▶ **PROBLEM STATEMENT**: Quote the records beneath, complete and exact. Leave out images.
** start DATA EXTRACT **
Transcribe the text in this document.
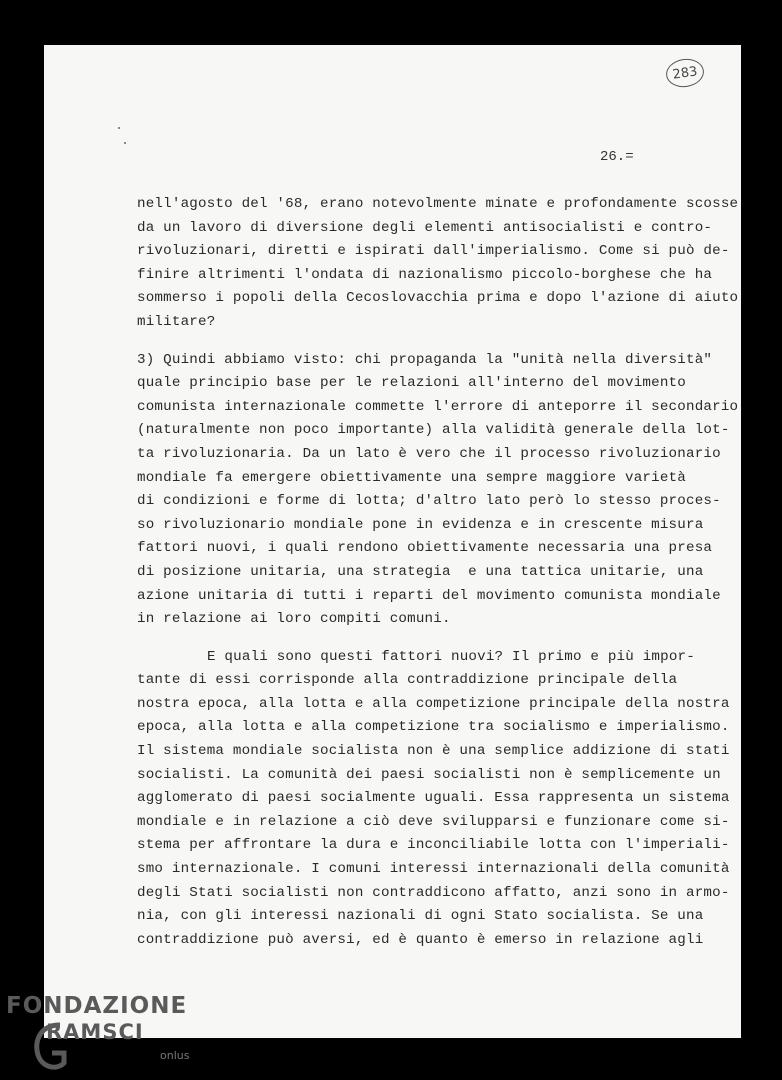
283
26.=
nell'agosto del '68, erano notevolmente minate e profondamente scosse
da un lavoro di diversione degli elementi antisocialisti e contro-
rivoluzionari, diretti e ispirati dall'imperialismo. Come si può de-
finire altrimenti l'ondata di nazionalismo piccolo-borghese che ha
sommerso i popoli della Cecoslovacchia prima e dopo l'azione di aiuto
militare?
3) Quindi abbiamo visto: chi propaganda la "unità nella diversità"
quale principio base per le relazioni all'interno del movimento
comunista internazionale commette l'errore di anteporre il secondario
(naturalmente non poco importante) alla validità generale della lot-
ta rivoluzionaria. Da un lato è vero che il processo rivoluzionario
mondiale fa emergere obiettivamente una sempre maggiore varietà
di condizioni e forme di lotta; d'altro lato però lo stesso proces-
so rivoluzionario mondiale pone in evidenza e in crescente misura
fattori nuovi, i quali rendono obiettivamente necessaria una presa
di posizione unitaria, una strategia  e una tattica unitarie, una
azione unitaria di tutti i reparti del movimento comunista mondiale
in relazione ai loro compiti comuni.
E quali sono questi fattori nuovi? Il primo e più impor-
tante di essi corrisponde alla contraddizione principale della
nostra epoca, alla lotta e alla competizione principale della nostra
epoca, alla lotta e alla competizione tra socialismo e imperialismo.
Il sistema mondiale socialista non è una semplice addizione di stati
socialisti. La comunità dei paesi socialisti non è semplicemente un
agglomerato di paesi socialmente uguali. Essa rappresenta un sistema
mondiale e in relazione a ciò deve svilupparsi e funzionare come si-
stema per affrontare la dura e inconciliabile lotta con l'imperiali-
smo internazionale. I comuni interessi internazionali della comunità
degli Stati socialisti non contraddicono affatto, anzi sono in armo-
nia, con gli interessi nazionali di ogni Stato socialista. Se una
contraddizione può aversi, ed è quanto è emerso in relazione agli
FONDAZIONE
RAMSCI
onlus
** end DATA EXTRACT **
▶ **FINAL ANSWER**:
Transcribe the text in this document.
283
26.=
nell'agosto del '68, erano notevolmente minate e profondamente scosse
da un lavoro di diversione degli elementi antisocialisti e contro-
rivoluzionari, diretti e ispirati dall'imperialismo. Come si può de-
finire altrimenti l'ondata di nazionalismo piccolo-borghese che ha
sommerso i popoli della Cecoslovacchia prima e dopo l'azione di aiuto
militare?
3) Quindi abbiamo visto: chi propaganda la "unità nella diversità"
quale principio base per le relazioni all'interno del movimento
comunista internazionale commette l'errore di anteporre il secondario
(naturalmente non poco importante) alla validità generale della lot-
ta rivoluzionaria. Da un lato è vero che il processo rivoluzionario
mondiale fa emergere obiettivamente una sempre maggiore varietà
di condizioni e forme di lotta; d'altro lato però lo stesso proces-
so rivoluzionario mondiale pone in evidenza e in crescente misura
fattori nuovi, i quali rendono obiettivamente necessaria una presa
di posizione unitaria, una strategia  e una tattica unitarie, una
azione unitaria di tutti i reparti del movimento comunista mondiale
in relazione ai loro compiti comuni.
E quali sono questi fattori nuovi? Il primo e più impor-
tante di essi corrisponde alla contraddizione principale della
nostra epoca, alla lotta e alla competizione principale della nostra
epoca, alla lotta e alla competizione tra socialismo e imperialismo.
Il sistema mondiale socialista non è una semplice addizione di stati
socialisti. La comunità dei paesi socialisti non è semplicemente un
agglomerato di paesi socialmente uguali. Essa rappresenta un sistema
mondiale e in relazione a ciò deve svilupparsi e funzionare come si-
stema per affrontare la dura e inconciliabile lotta con l'imperiali-
smo internazionale. I comuni interessi internazionali della comunità
degli Stati socialisti non contraddicono affatto, anzi sono in armo-
nia, con gli interessi nazionali di ogni Stato socialista. Se una
contraddizione può aversi, ed è quanto è emerso in relazione agli
FONDAZIONE
RAMSCI
onlus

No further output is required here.